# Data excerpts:

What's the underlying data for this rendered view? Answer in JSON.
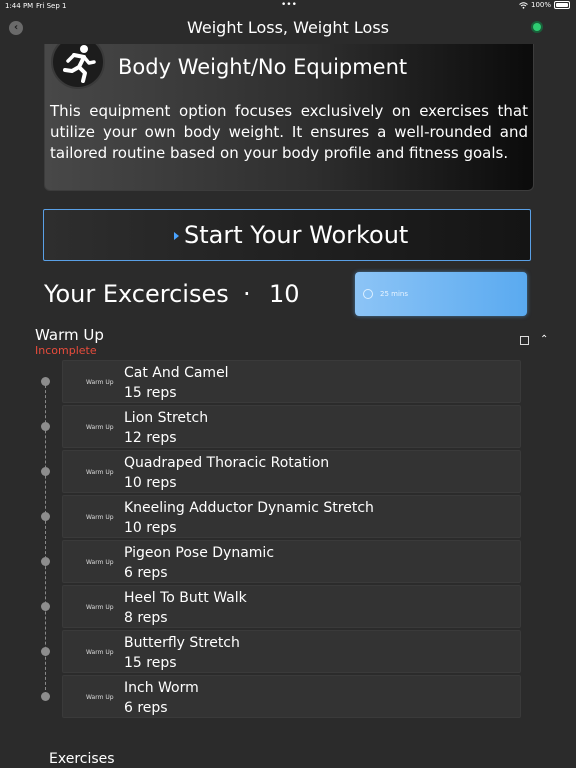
{
  "status_bar": {
    "time": "1:44 PM",
    "date": "Fri Sep 1",
    "battery": "100%"
  },
  "header": {
    "title": "Weight Loss, Weight Loss"
  },
  "card": {
    "title": "Body Weight/No Equipment",
    "description": "This equipment option focuses exclusively on exercises that utilize your own body weight. It ensures a well-rounded and tailored routine based on your body profile and fitness goals."
  },
  "start_button": {
    "label": "Start Your Workout"
  },
  "exercises_header": {
    "title": "Your Excercises",
    "separator": "·",
    "count": "10"
  },
  "duration": {
    "label": "25 mins"
  },
  "warmup_section": {
    "title": "Warm Up",
    "status": "Incomplete"
  },
  "exercises": [
    {
      "tag": "Warm Up",
      "name": "Cat And Camel",
      "reps": "15 reps"
    },
    {
      "tag": "Warm Up",
      "name": "Lion Stretch",
      "reps": "12 reps"
    },
    {
      "tag": "Warm Up",
      "name": "Quadraped Thoracic Rotation",
      "reps": "10 reps"
    },
    {
      "tag": "Warm Up",
      "name": "Kneeling Adductor Dynamic Stretch",
      "reps": "10 reps"
    },
    {
      "tag": "Warm Up",
      "name": "Pigeon Pose Dynamic",
      "reps": "6 reps"
    },
    {
      "tag": "Warm Up",
      "name": "Heel To Butt Walk",
      "reps": "8 reps"
    },
    {
      "tag": "Warm Up",
      "name": "Butterfly Stretch",
      "reps": "15 reps"
    },
    {
      "tag": "Warm Up",
      "name": "Inch Worm",
      "reps": "6 reps"
    }
  ],
  "next_section": {
    "title": "Exercises"
  },
  "colors": {
    "accent": "#5aaaf0",
    "incomplete": "#e74c3c",
    "online": "#2ecc71"
  }
}
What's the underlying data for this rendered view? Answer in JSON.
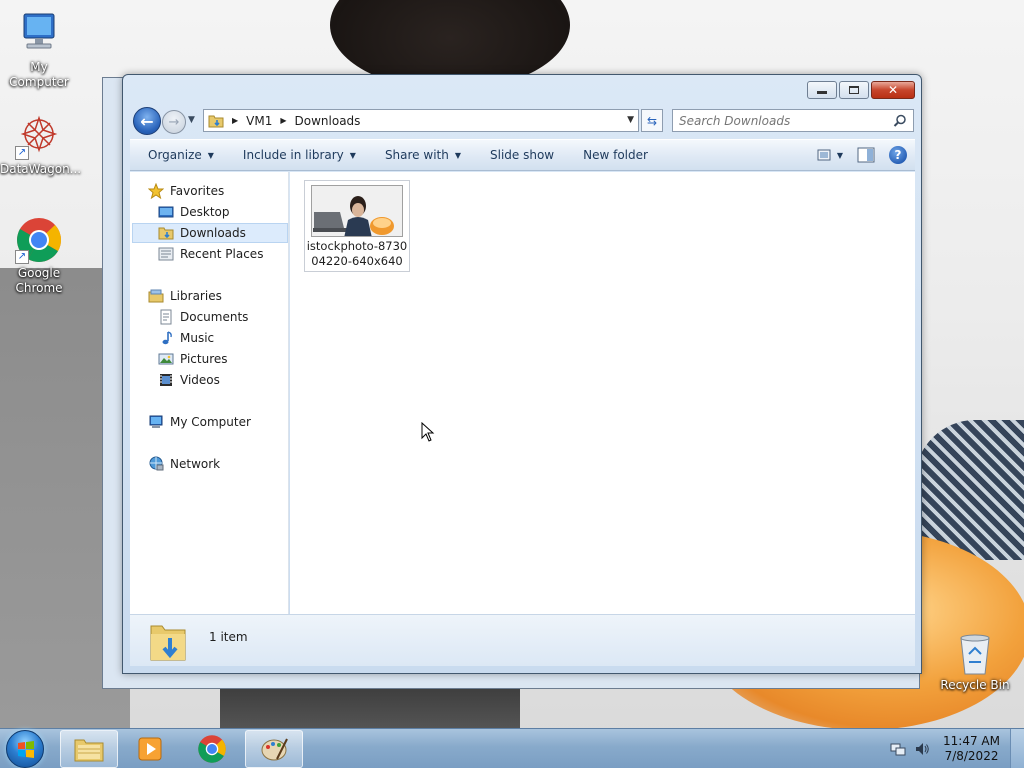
{
  "desktop": {
    "icons": [
      {
        "label": "My Computer"
      },
      {
        "label": "DataWagon..."
      },
      {
        "label": "Google Chrome"
      },
      {
        "label": "Recycle Bin"
      }
    ]
  },
  "window": {
    "caption": {
      "minimize": "minimize-icon",
      "maximize": "maximize-icon",
      "close": "close-icon"
    },
    "address": {
      "crumbs": [
        "VM1",
        "Downloads"
      ]
    },
    "search": {
      "placeholder": "Search Downloads"
    },
    "toolbar": {
      "organize": "Organize",
      "include_in_library": "Include in library",
      "share_with": "Share with",
      "slide_show": "Slide show",
      "new_folder": "New folder"
    },
    "nav": {
      "favorites": "Favorites",
      "desktop": "Desktop",
      "downloads": "Downloads",
      "recent_places": "Recent Places",
      "libraries": "Libraries",
      "documents": "Documents",
      "music": "Music",
      "pictures": "Pictures",
      "videos": "Videos",
      "my_computer": "My Computer",
      "network": "Network"
    },
    "files": [
      {
        "line1": "istockphoto-8730",
        "line2": "04220-640x640"
      }
    ],
    "details": {
      "count": "1 item"
    }
  },
  "taskbar": {
    "time": "11:47 AM",
    "date": "7/8/2022"
  },
  "colors": {
    "window_frame": "#c9dbef",
    "selection": "#dcebfc",
    "taskbar": "#88aacb",
    "close_button": "#c7462c"
  }
}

# TASK PROMPT:
Pictures are to be left out; all else in the entries above is to be quoted exactly.

# SOLUTION:
What's the underlying data for this rendered view? Answer in JSON.
{
  "status_bar": {
    "time": "1:44 PM",
    "date": "Fri Sep 1",
    "battery": "100%"
  },
  "header": {
    "title": "Weight Loss, Weight Loss"
  },
  "card": {
    "title": "Body Weight/No Equipment",
    "description": "This equipment option focuses exclusively on exercises that utilize your own body weight. It ensures a well-rounded and tailored routine based on your body profile and fitness goals."
  },
  "start_button": {
    "label": "Start Your Workout"
  },
  "exercises_header": {
    "title": "Your Excercises",
    "separator": "·",
    "count": "10"
  },
  "duration": {
    "label": "25 mins"
  },
  "warmup_section": {
    "title": "Warm Up",
    "status": "Incomplete"
  },
  "exercises": [
    {
      "tag": "Warm Up",
      "name": "Cat And Camel",
      "reps": "15 reps"
    },
    {
      "tag": "Warm Up",
      "name": "Lion Stretch",
      "reps": "12 reps"
    },
    {
      "tag": "Warm Up",
      "name": "Quadraped Thoracic Rotation",
      "reps": "10 reps"
    },
    {
      "tag": "Warm Up",
      "name": "Kneeling Adductor Dynamic Stretch",
      "reps": "10 reps"
    },
    {
      "tag": "Warm Up",
      "name": "Pigeon Pose Dynamic",
      "reps": "6 reps"
    },
    {
      "tag": "Warm Up",
      "name": "Heel To Butt Walk",
      "reps": "8 reps"
    },
    {
      "tag": "Warm Up",
      "name": "Butterfly Stretch",
      "reps": "15 reps"
    },
    {
      "tag": "Warm Up",
      "name": "Inch Worm",
      "reps": "6 reps"
    }
  ],
  "next_section": {
    "title": "Exercises"
  },
  "colors": {
    "accent": "#5aaaf0",
    "incomplete": "#e74c3c",
    "online": "#2ecc71"
  }
}
What's the underlying data for this rendered view? Answer in JSON.
{
  "desktop": {
    "icons": [
      {
        "label": "My Computer"
      },
      {
        "label": "DataWagon..."
      },
      {
        "label": "Google Chrome"
      },
      {
        "label": "Recycle Bin"
      }
    ]
  },
  "window": {
    "caption": {
      "minimize": "minimize-icon",
      "maximize": "maximize-icon",
      "close": "close-icon"
    },
    "address": {
      "crumbs": [
        "VM1",
        "Downloads"
      ]
    },
    "search": {
      "placeholder": "Search Downloads"
    },
    "toolbar": {
      "organize": "Organize",
      "include_in_library": "Include in library",
      "share_with": "Share with",
      "slide_show": "Slide show",
      "new_folder": "New folder"
    },
    "nav": {
      "favorites": "Favorites",
      "desktop": "Desktop",
      "downloads": "Downloads",
      "recent_places": "Recent Places",
      "libraries": "Libraries",
      "documents": "Documents",
      "music": "Music",
      "pictures": "Pictures",
      "videos": "Videos",
      "my_computer": "My Computer",
      "network": "Network"
    },
    "files": [
      {
        "line1": "istockphoto-8730",
        "line2": "04220-640x640"
      }
    ],
    "details": {
      "count": "1 item"
    }
  },
  "taskbar": {
    "time": "11:47 AM",
    "date": "7/8/2022"
  },
  "colors": {
    "window_frame": "#c9dbef",
    "selection": "#dcebfc",
    "taskbar": "#88aacb",
    "close_button": "#c7462c"
  }
}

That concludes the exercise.